# Short exercise
Print all the entries verbatim.

• • •

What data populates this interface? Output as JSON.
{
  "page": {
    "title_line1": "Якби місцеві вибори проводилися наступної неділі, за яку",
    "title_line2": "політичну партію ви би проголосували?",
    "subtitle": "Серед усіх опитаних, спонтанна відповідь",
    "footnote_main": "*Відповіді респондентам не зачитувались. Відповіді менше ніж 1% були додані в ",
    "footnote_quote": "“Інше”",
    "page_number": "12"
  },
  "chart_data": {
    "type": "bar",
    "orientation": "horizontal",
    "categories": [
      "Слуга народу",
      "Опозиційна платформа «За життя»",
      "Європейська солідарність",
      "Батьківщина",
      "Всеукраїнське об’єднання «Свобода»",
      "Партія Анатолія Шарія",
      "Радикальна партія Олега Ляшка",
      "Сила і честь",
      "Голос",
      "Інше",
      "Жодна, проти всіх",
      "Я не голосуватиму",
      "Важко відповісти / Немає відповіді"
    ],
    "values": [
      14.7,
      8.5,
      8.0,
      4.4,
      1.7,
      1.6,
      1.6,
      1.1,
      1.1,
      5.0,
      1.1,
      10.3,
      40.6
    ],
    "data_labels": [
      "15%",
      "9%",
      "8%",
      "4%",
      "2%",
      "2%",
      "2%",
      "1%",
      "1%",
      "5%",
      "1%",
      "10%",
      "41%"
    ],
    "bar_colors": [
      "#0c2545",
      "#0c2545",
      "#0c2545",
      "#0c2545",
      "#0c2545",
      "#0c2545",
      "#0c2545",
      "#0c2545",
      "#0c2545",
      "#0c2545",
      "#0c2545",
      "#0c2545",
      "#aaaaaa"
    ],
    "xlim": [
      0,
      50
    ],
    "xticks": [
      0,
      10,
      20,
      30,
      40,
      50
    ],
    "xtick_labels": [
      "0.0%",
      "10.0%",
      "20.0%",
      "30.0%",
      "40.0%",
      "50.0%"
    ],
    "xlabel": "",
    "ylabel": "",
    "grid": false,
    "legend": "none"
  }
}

• • •

# The completed task
What data populates this interface? Output as JSON.
{
  "page": {
    "title_line1": "Якби місцеві вибори проводилися наступної неділі, за яку",
    "title_line2": "політичну партію ви би проголосували?",
    "subtitle": "Серед усіх опитаних, спонтанна відповідь",
    "footnote_main": "*Відповіді респондентам не зачитувались. Відповіді менше ніж 1% були додані в ",
    "footnote_quote": "“Інше”",
    "page_number": "12"
  },
  "chart_data": {
    "type": "bar",
    "orientation": "horizontal",
    "categories": [
      "Слуга народу",
      "Опозиційна платформа «За життя»",
      "Європейська солідарність",
      "Батьківщина",
      "Всеукраїнське об’єднання «Свобода»",
      "Партія Анатолія Шарія",
      "Радикальна партія Олега Ляшка",
      "Сила і честь",
      "Голос",
      "Інше",
      "Жодна, проти всіх",
      "Я не голосуватиму",
      "Важко відповісти / Немає відповіді"
    ],
    "values": [
      14.7,
      8.5,
      8.0,
      4.4,
      1.7,
      1.6,
      1.6,
      1.1,
      1.1,
      5.0,
      1.1,
      10.3,
      40.6
    ],
    "data_labels": [
      "15%",
      "9%",
      "8%",
      "4%",
      "2%",
      "2%",
      "2%",
      "1%",
      "1%",
      "5%",
      "1%",
      "10%",
      "41%"
    ],
    "bar_colors": [
      "#0c2545",
      "#0c2545",
      "#0c2545",
      "#0c2545",
      "#0c2545",
      "#0c2545",
      "#0c2545",
      "#0c2545",
      "#0c2545",
      "#0c2545",
      "#0c2545",
      "#0c2545",
      "#aaaaaa"
    ],
    "xlim": [
      0,
      50
    ],
    "xticks": [
      0,
      10,
      20,
      30,
      40,
      50
    ],
    "xtick_labels": [
      "0.0%",
      "10.0%",
      "20.0%",
      "30.0%",
      "40.0%",
      "50.0%"
    ],
    "xlabel": "",
    "ylabel": "",
    "grid": false,
    "legend": "none"
  }
}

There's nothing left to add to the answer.